■ EXERCISE INSTRUCTIONS:
Every line that contains the word "сможет" should be copied out.

■ DATASET CONTENT:
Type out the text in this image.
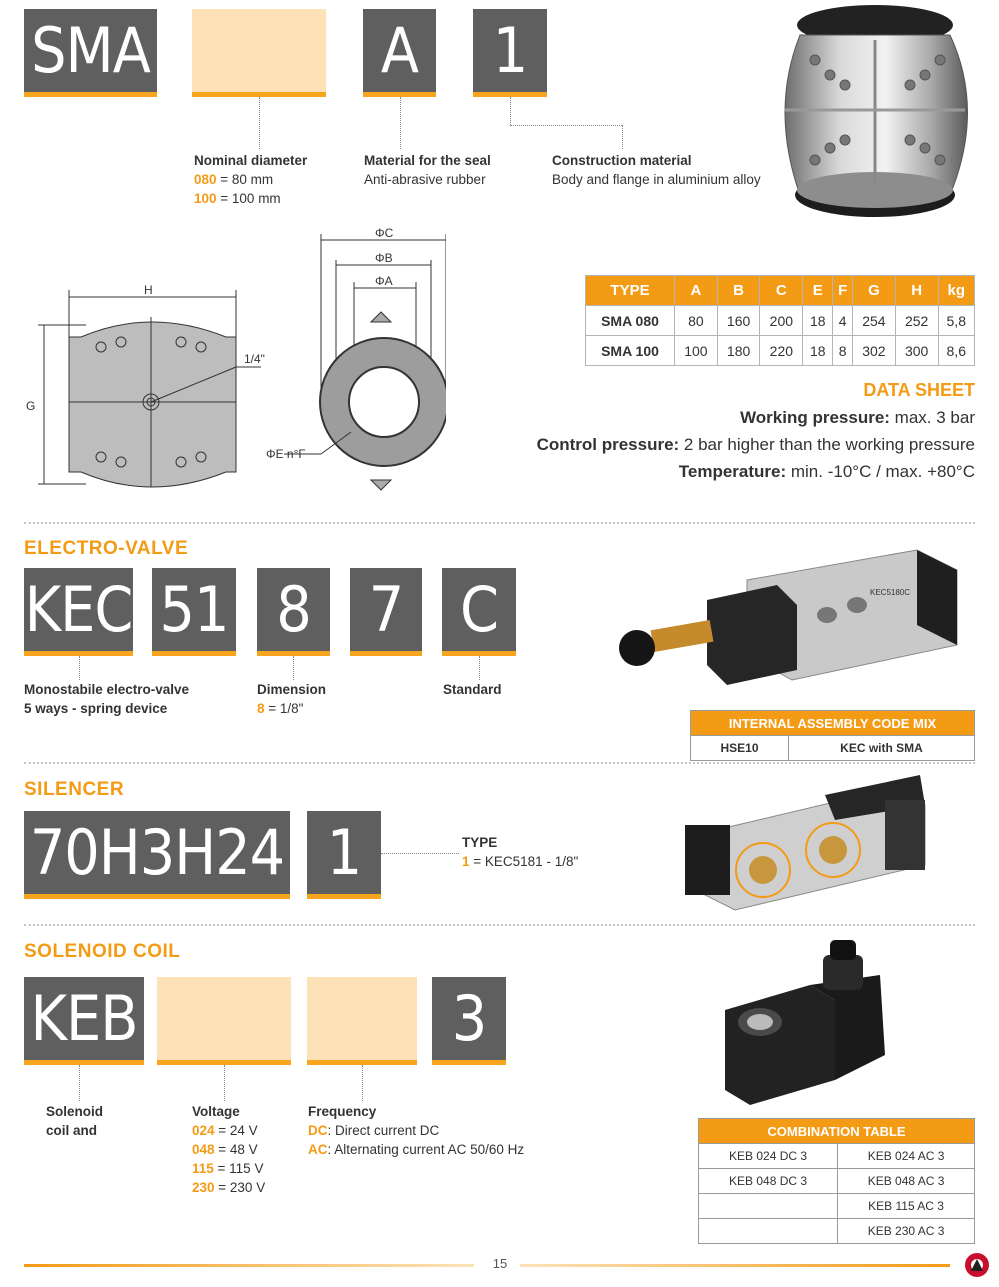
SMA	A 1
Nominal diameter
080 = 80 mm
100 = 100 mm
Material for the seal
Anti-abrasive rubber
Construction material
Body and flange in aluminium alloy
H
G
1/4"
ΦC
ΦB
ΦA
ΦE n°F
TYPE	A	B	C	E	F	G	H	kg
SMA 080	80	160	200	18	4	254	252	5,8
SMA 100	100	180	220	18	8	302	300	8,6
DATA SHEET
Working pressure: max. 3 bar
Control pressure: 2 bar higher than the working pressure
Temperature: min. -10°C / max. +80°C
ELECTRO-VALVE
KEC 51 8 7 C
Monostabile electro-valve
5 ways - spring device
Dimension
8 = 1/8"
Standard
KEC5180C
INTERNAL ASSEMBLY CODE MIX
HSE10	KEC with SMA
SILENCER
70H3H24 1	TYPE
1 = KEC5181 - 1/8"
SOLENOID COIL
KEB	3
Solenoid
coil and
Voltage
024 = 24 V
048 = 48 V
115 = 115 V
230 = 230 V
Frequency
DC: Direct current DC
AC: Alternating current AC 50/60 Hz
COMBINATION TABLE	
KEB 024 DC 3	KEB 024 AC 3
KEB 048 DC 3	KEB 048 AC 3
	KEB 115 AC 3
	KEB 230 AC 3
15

--

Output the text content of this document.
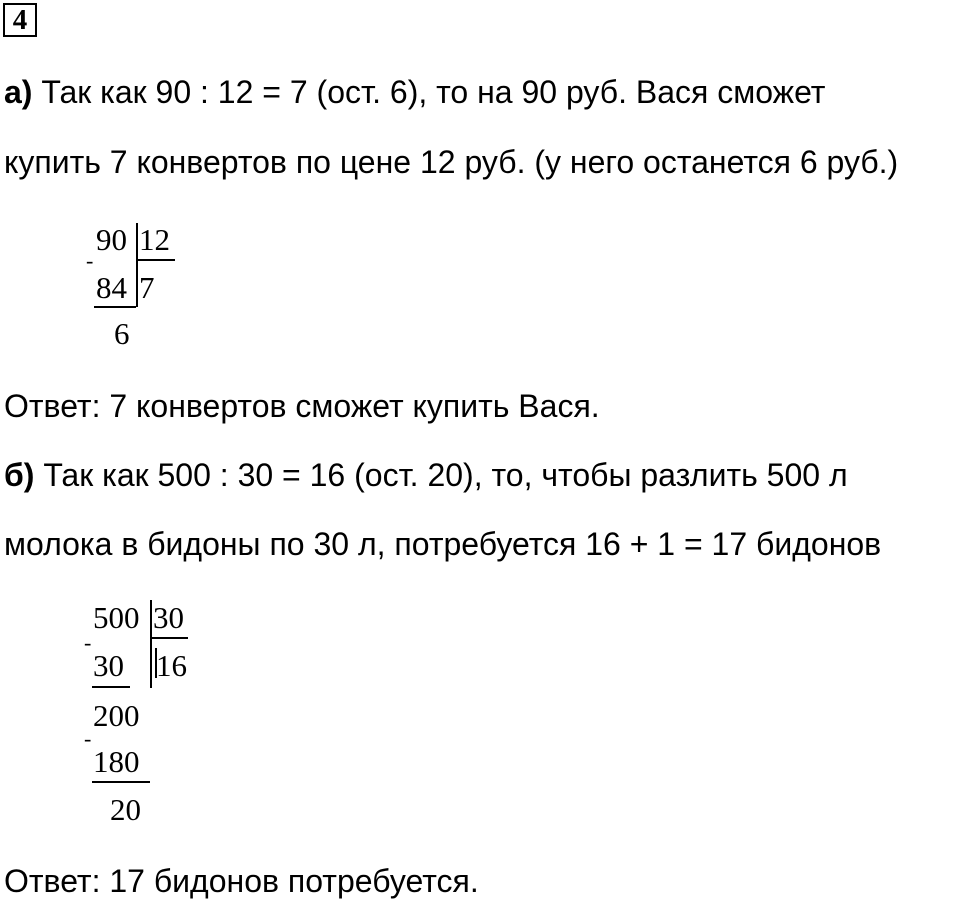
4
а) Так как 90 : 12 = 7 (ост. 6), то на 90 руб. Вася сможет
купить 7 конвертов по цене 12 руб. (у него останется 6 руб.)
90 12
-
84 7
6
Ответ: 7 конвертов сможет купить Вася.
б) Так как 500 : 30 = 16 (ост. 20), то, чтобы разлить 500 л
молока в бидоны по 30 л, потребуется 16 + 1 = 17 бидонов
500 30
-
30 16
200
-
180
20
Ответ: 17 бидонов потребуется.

■ EXERCISE OUTPUT:
а) Так как 90 : 12 = 7 (ост. 6), то на 90 руб. Вася сможет
Ответ: 7 конвертов сможет купить Вася.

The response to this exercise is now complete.